** start **

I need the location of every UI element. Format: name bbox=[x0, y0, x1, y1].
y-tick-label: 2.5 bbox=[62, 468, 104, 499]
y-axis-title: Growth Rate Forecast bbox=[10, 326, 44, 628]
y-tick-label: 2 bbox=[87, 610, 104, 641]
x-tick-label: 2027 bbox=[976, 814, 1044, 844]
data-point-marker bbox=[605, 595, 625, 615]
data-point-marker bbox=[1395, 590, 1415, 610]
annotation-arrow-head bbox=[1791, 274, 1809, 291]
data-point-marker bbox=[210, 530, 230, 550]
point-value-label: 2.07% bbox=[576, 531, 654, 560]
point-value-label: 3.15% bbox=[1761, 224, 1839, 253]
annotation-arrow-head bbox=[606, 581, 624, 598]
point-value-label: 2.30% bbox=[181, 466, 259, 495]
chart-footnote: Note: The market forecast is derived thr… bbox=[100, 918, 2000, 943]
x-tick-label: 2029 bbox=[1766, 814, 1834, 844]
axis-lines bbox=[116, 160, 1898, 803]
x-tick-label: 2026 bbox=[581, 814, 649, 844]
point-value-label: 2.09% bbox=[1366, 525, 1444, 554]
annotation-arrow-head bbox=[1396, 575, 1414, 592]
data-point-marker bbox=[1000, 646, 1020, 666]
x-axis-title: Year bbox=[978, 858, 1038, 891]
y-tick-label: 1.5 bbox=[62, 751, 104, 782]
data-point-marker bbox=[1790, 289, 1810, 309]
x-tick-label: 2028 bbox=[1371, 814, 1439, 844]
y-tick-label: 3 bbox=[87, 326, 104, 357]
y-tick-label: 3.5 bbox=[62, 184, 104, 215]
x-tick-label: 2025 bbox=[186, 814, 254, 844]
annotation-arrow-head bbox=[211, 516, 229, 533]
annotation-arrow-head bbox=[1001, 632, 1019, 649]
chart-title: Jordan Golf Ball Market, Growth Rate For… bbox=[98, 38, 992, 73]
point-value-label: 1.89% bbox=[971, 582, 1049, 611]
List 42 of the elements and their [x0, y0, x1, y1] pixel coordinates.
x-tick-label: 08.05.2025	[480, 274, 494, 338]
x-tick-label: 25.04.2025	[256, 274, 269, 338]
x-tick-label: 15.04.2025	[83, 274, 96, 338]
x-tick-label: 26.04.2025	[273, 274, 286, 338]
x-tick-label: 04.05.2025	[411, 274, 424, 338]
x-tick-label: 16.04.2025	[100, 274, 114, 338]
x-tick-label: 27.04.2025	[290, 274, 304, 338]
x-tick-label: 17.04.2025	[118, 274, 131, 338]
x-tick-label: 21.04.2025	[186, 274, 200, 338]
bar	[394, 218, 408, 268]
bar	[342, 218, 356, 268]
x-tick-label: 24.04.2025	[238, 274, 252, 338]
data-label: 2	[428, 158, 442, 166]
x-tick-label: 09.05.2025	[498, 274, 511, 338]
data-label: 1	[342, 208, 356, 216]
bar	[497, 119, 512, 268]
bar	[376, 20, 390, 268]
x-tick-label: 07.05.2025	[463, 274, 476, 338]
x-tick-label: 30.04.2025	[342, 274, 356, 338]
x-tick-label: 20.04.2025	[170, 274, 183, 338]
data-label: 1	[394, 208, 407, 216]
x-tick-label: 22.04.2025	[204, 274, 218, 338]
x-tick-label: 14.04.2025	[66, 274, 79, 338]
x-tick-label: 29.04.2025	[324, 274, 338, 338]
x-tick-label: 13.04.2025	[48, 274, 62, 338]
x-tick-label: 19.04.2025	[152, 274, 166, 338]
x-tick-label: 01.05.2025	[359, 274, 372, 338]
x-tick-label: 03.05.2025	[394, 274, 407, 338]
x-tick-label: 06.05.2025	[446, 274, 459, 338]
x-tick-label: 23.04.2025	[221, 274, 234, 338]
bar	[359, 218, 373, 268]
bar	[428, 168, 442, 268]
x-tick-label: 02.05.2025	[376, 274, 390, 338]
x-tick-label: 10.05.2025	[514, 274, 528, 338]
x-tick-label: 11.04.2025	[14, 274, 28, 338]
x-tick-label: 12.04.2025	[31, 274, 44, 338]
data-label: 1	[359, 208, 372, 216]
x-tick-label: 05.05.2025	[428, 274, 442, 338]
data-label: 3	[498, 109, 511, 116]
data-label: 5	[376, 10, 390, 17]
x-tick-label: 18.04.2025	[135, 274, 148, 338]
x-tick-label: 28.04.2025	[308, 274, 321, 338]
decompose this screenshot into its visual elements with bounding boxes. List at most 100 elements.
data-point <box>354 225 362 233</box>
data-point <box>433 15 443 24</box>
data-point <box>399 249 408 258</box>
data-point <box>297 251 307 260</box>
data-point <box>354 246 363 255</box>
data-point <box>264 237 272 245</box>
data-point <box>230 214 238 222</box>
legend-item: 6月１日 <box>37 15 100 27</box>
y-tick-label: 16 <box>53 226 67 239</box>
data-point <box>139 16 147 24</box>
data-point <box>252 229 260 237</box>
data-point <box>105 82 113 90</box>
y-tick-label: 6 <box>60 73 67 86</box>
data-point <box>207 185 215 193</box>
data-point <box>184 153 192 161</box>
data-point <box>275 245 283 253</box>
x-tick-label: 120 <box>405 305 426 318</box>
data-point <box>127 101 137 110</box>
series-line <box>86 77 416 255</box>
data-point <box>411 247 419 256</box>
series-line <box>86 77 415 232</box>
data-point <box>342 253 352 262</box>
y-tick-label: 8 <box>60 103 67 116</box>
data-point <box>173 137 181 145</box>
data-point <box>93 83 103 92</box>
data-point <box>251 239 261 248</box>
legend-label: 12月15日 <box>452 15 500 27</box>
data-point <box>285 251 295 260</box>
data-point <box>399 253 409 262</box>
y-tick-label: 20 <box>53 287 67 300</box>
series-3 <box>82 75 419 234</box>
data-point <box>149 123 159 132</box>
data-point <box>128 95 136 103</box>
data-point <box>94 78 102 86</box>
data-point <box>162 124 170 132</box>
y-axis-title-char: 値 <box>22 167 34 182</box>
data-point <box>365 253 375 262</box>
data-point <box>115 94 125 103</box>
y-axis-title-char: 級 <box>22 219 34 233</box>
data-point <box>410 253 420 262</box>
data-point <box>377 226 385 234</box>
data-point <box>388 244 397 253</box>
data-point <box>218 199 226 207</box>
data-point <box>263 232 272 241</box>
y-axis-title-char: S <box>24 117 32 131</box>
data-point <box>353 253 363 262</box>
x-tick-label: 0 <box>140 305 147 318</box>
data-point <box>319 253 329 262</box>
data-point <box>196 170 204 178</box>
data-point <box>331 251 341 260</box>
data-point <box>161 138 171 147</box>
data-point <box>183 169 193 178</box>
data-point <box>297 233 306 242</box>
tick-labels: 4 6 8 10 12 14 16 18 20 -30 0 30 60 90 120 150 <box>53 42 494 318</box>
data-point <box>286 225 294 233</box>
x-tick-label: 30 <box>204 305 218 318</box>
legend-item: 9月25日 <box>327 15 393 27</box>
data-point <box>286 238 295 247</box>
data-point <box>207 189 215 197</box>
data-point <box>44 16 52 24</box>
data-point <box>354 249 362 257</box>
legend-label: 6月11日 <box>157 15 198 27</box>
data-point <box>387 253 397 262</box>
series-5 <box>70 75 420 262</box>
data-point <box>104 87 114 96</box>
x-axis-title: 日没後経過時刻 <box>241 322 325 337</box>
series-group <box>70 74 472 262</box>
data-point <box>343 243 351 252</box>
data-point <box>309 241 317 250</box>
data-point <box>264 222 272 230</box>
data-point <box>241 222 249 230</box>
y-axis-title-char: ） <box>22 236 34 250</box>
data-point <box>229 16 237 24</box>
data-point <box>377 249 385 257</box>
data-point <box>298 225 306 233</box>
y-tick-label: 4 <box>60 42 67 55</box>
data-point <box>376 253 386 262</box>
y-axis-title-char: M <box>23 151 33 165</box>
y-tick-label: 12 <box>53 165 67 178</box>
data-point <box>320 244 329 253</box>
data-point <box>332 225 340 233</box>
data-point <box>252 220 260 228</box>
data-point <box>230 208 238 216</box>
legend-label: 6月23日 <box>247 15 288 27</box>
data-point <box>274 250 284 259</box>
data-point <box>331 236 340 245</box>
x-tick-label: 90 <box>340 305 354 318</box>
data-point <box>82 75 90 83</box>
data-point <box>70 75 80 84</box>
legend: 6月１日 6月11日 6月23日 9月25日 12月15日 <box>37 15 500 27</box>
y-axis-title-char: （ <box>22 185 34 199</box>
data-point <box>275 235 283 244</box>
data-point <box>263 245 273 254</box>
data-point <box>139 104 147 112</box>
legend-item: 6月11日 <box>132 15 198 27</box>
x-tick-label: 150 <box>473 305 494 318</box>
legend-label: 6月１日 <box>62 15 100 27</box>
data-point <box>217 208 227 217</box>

** end **

Objective: Starting at the beginning of the data and ending at the line containing "annotation-arrow-head bbox=[1396, 575, 1414, 592]", rewrite those lines with every "point-value-label" changed to "value-label" and everything else left as it is.

The answer:
I need the location of every UI element. Format: name bbox=[x0, y0, x1, y1].
y-tick-label: 2.5 bbox=[62, 468, 104, 499]
y-axis-title: Growth Rate Forecast bbox=[10, 326, 44, 628]
y-tick-label: 2 bbox=[87, 610, 104, 641]
x-tick-label: 2027 bbox=[976, 814, 1044, 844]
data-point-marker bbox=[605, 595, 625, 615]
data-point-marker bbox=[1395, 590, 1415, 610]
annotation-arrow-head bbox=[1791, 274, 1809, 291]
data-point-marker bbox=[210, 530, 230, 550]
value-label: 2.07% bbox=[576, 531, 654, 560]
value-label: 3.15% bbox=[1761, 224, 1839, 253]
annotation-arrow-head bbox=[606, 581, 624, 598]
value-label: 2.30% bbox=[181, 466, 259, 495]
chart-footnote: Note: The market forecast is derived thr… bbox=[100, 918, 2000, 943]
x-tick-label: 2029 bbox=[1766, 814, 1834, 844]
axis-lines bbox=[116, 160, 1898, 803]
x-tick-label: 2026 bbox=[581, 814, 649, 844]
value-label: 2.09% bbox=[1366, 525, 1444, 554]
annotation-arrow-head bbox=[1396, 575, 1414, 592]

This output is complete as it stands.